Goal of the exercise: Review the material line by line. Identify and copy every line that contains the string "กรกฎาคม".

Collection entries
::::
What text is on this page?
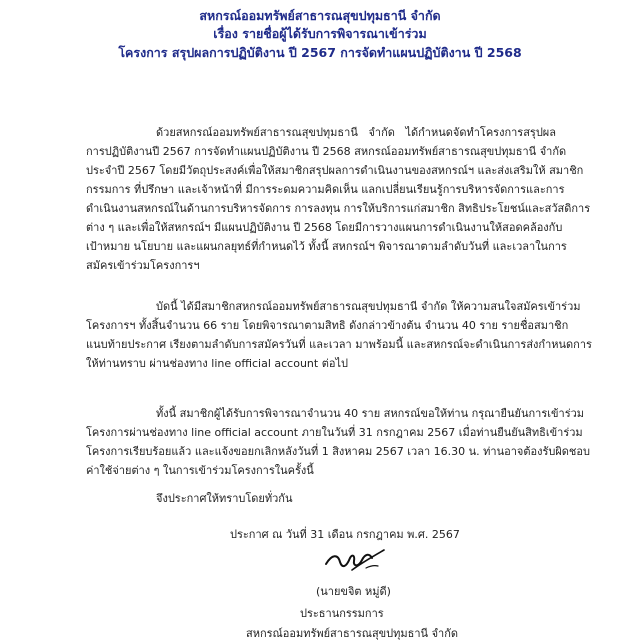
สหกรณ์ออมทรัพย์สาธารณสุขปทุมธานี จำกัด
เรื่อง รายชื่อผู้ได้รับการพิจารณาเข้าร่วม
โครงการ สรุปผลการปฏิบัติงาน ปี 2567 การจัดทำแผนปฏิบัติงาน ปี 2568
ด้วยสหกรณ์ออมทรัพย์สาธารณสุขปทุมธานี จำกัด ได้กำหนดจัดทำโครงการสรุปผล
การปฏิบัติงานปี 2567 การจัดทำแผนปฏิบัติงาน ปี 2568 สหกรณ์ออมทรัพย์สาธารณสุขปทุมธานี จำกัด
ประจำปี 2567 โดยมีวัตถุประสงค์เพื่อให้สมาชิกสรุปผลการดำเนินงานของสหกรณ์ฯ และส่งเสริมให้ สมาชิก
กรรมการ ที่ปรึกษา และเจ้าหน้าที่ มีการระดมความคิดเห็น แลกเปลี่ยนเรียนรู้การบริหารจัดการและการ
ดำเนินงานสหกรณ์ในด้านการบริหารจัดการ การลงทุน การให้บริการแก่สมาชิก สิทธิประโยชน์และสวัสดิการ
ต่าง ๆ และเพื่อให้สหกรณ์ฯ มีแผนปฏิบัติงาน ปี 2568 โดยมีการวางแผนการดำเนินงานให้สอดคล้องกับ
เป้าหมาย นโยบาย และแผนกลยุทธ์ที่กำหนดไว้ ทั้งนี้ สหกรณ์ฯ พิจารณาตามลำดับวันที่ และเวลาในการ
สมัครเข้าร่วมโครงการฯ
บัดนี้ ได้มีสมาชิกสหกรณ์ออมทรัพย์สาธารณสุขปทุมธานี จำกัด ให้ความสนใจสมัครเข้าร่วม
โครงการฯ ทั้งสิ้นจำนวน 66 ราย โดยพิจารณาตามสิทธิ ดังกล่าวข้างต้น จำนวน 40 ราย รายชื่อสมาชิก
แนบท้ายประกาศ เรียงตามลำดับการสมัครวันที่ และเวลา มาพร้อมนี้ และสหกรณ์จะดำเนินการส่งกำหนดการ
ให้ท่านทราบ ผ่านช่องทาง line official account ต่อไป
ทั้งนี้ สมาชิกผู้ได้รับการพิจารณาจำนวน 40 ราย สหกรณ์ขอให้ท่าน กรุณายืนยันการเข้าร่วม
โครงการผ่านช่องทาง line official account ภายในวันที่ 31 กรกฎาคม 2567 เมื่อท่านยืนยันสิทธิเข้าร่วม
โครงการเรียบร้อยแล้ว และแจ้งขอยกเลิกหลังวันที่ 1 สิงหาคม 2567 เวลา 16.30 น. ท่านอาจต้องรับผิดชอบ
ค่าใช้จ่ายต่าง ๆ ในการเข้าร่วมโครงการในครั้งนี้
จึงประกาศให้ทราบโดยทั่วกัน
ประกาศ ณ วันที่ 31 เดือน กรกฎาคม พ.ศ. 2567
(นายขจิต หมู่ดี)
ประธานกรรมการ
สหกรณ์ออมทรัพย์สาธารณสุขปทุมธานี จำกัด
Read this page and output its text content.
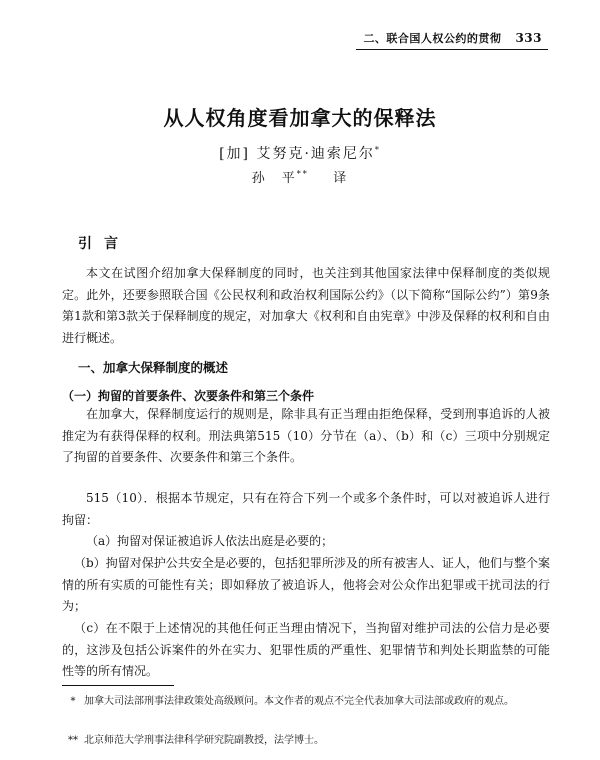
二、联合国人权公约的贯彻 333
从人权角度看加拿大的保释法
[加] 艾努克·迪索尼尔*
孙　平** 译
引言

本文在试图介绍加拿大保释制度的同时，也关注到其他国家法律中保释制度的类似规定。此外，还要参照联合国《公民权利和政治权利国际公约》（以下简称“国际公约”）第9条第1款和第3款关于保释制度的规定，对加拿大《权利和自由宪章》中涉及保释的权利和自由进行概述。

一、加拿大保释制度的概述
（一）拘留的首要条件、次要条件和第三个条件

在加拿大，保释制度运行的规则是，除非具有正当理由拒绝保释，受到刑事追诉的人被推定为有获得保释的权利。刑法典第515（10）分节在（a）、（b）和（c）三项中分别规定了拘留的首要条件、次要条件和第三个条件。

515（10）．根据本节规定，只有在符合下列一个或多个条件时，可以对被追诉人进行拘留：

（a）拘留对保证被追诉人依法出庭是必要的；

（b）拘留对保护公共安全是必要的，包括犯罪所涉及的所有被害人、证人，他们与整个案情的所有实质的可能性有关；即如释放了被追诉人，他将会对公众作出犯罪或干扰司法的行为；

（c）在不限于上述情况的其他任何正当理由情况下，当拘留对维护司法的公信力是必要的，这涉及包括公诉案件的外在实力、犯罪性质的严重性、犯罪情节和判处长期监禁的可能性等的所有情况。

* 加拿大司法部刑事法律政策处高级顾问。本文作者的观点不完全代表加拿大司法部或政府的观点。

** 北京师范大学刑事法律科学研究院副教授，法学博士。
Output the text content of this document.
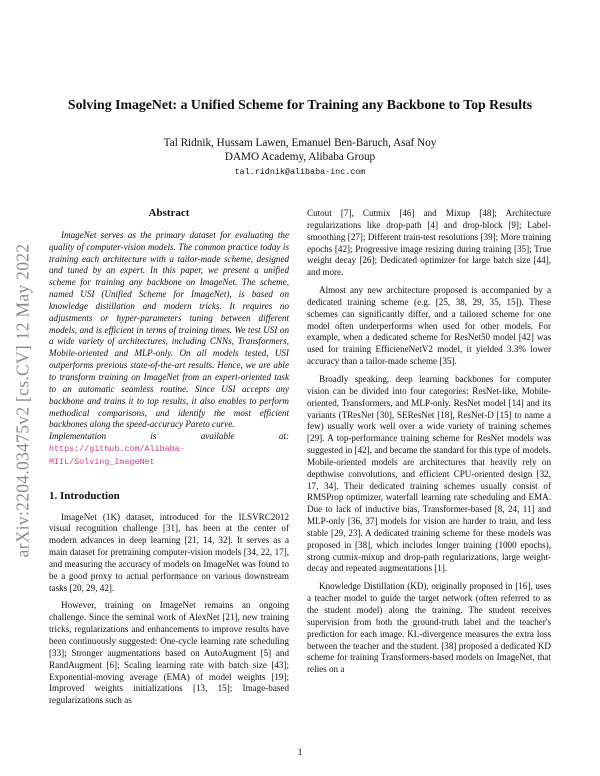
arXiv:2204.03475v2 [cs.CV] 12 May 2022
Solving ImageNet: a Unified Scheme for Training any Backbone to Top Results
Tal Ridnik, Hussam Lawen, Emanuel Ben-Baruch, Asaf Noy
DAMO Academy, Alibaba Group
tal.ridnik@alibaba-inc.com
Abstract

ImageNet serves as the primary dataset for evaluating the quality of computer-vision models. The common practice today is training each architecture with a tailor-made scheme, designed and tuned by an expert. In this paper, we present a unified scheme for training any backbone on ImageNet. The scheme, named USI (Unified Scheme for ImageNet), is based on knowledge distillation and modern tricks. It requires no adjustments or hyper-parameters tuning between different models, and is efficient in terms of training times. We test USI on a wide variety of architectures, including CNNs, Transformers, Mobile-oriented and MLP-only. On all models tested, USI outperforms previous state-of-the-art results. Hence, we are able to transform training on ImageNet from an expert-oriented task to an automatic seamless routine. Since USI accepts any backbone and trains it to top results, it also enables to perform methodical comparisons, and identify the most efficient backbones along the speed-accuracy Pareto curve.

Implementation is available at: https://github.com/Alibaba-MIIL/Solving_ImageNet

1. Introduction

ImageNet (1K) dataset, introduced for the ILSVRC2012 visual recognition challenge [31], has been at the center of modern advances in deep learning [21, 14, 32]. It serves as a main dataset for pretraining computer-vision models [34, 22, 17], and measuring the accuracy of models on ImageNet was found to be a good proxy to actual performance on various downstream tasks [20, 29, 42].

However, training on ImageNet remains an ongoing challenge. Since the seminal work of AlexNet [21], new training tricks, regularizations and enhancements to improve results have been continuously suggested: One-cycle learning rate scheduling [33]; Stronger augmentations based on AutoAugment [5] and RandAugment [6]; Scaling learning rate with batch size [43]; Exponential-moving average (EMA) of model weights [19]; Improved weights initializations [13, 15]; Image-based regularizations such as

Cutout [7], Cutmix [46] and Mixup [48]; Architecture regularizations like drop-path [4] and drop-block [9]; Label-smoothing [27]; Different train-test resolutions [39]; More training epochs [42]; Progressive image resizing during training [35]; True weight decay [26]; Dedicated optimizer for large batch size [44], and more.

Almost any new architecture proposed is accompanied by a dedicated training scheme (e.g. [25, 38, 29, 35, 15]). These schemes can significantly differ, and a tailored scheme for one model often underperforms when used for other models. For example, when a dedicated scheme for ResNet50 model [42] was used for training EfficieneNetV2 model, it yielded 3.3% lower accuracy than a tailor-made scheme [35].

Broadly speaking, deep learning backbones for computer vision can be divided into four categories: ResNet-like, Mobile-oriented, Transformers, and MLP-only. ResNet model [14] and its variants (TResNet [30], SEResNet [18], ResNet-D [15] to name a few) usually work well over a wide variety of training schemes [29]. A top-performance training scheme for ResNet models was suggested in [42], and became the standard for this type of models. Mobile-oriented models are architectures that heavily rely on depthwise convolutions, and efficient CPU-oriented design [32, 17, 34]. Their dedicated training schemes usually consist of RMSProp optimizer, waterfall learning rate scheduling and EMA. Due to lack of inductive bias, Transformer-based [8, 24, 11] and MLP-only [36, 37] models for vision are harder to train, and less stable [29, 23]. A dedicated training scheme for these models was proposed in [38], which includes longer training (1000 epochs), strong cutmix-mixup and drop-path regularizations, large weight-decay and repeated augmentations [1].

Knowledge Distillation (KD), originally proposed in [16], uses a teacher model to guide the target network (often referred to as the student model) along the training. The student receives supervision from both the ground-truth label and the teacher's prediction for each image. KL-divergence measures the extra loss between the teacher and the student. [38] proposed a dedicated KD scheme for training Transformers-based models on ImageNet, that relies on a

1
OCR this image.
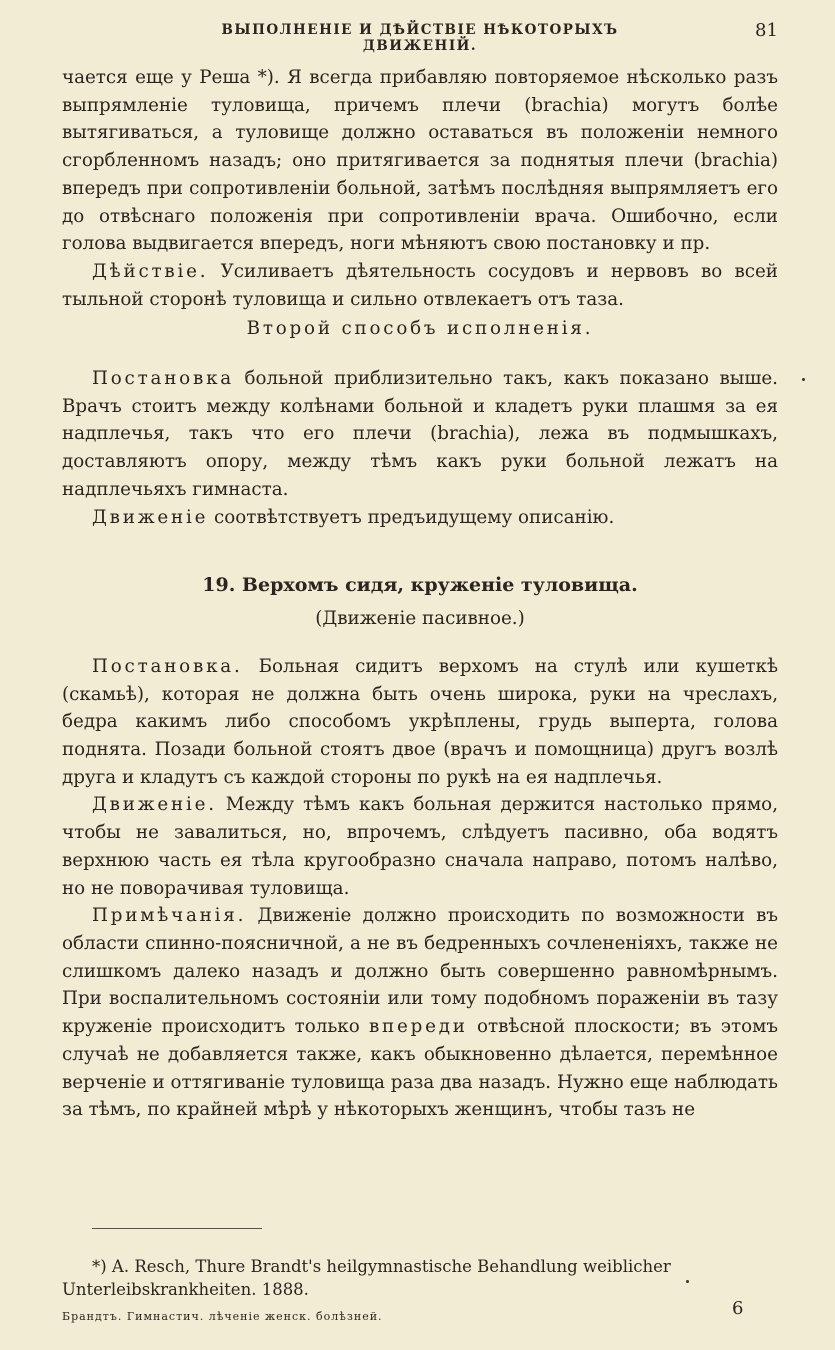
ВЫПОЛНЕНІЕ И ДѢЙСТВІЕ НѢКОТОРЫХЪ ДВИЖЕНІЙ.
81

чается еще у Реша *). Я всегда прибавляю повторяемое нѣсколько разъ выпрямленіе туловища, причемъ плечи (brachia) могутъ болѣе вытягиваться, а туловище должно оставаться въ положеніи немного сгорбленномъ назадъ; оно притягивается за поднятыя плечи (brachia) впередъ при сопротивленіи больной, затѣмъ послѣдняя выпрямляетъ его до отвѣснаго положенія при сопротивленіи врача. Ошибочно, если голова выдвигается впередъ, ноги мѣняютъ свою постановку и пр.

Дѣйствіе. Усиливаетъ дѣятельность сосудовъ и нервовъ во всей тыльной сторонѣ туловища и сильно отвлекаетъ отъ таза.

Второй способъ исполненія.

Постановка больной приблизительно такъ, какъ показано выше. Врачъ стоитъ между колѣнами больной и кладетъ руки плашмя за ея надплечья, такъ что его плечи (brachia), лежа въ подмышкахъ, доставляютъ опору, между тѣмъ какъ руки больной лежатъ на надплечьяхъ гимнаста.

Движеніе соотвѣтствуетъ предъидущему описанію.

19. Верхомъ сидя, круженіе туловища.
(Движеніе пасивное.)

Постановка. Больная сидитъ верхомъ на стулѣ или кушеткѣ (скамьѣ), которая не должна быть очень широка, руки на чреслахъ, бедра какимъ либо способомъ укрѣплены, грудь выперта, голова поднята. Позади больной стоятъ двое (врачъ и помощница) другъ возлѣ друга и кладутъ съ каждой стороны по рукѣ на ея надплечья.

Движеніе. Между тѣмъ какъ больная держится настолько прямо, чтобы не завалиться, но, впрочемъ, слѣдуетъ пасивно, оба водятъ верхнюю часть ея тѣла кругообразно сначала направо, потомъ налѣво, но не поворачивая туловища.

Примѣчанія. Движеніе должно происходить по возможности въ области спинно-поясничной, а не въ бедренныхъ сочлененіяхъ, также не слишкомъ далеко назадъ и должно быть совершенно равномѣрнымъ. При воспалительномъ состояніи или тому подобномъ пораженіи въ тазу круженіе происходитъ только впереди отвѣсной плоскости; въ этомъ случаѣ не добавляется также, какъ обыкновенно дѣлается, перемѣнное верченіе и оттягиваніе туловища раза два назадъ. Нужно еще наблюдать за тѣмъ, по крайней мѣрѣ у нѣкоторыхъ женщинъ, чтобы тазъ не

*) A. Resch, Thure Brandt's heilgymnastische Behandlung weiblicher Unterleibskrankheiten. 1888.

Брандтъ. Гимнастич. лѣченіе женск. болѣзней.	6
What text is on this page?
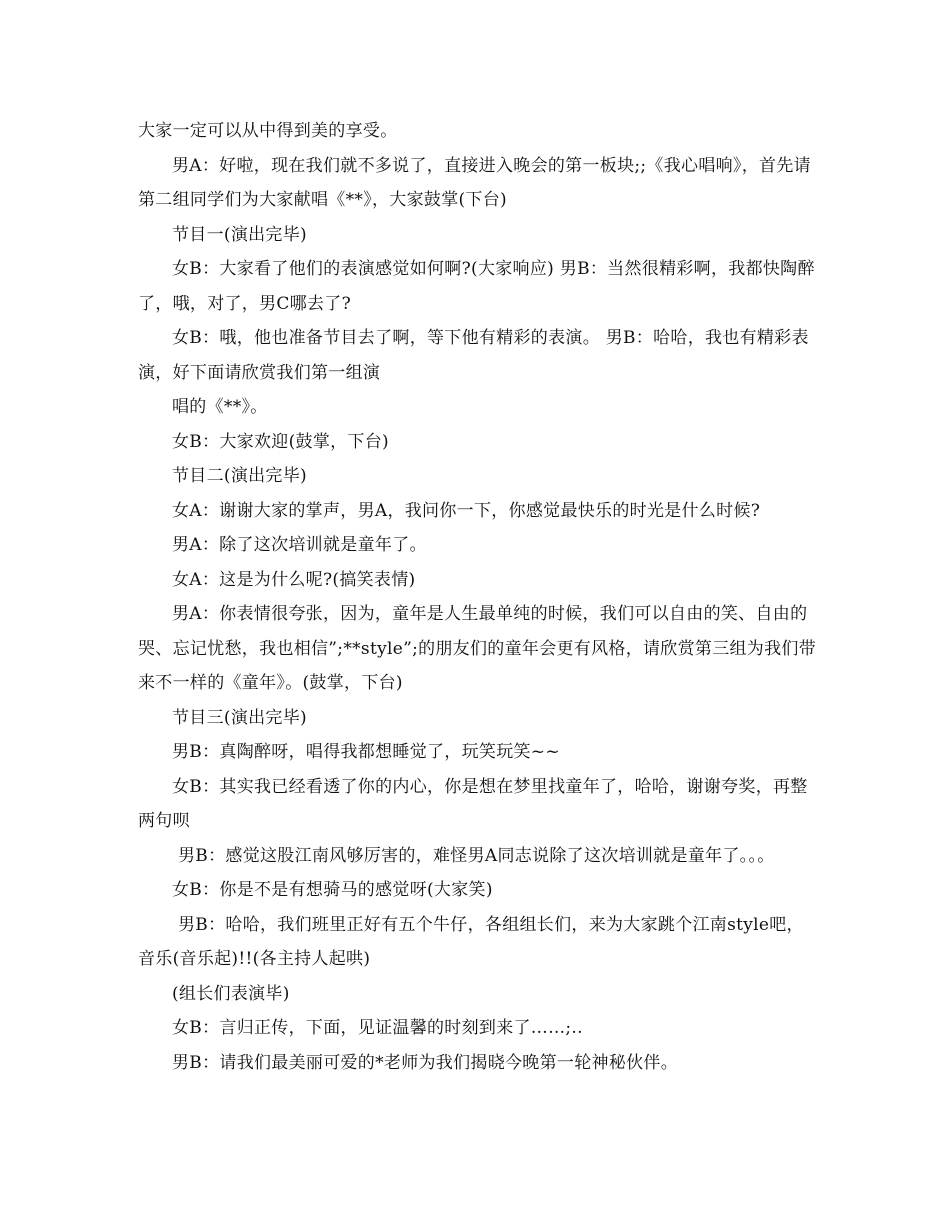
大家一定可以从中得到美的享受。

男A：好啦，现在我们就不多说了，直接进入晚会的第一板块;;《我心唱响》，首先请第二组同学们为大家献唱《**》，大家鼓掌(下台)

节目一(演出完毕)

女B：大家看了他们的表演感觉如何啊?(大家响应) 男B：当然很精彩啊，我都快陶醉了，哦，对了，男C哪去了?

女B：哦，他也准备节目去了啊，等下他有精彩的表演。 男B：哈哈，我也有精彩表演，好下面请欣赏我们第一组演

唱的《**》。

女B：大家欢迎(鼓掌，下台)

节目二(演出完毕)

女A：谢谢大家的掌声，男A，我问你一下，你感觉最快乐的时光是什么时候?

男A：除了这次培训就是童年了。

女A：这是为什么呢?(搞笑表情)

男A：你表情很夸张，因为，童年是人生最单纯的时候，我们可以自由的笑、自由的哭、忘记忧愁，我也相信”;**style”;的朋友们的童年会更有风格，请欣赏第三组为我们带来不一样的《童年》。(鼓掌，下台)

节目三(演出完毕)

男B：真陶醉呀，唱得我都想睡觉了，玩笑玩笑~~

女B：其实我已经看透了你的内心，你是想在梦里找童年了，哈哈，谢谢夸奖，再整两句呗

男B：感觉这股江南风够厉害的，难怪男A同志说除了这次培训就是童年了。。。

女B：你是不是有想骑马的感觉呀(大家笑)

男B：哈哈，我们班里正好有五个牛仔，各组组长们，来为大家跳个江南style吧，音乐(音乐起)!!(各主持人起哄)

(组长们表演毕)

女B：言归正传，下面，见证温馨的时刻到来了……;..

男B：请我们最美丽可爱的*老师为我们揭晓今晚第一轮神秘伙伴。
::::
Full solution:
โครงการผ่านช่องทาง line official account ภายในวันที่ 31 กรกฎาคม 2567 เมื่อท่านยืนยันสิทธิเข้าร่วม
ประกาศ ณ วันที่ 31 เดือน กรกฎาคม พ.ศ. 2567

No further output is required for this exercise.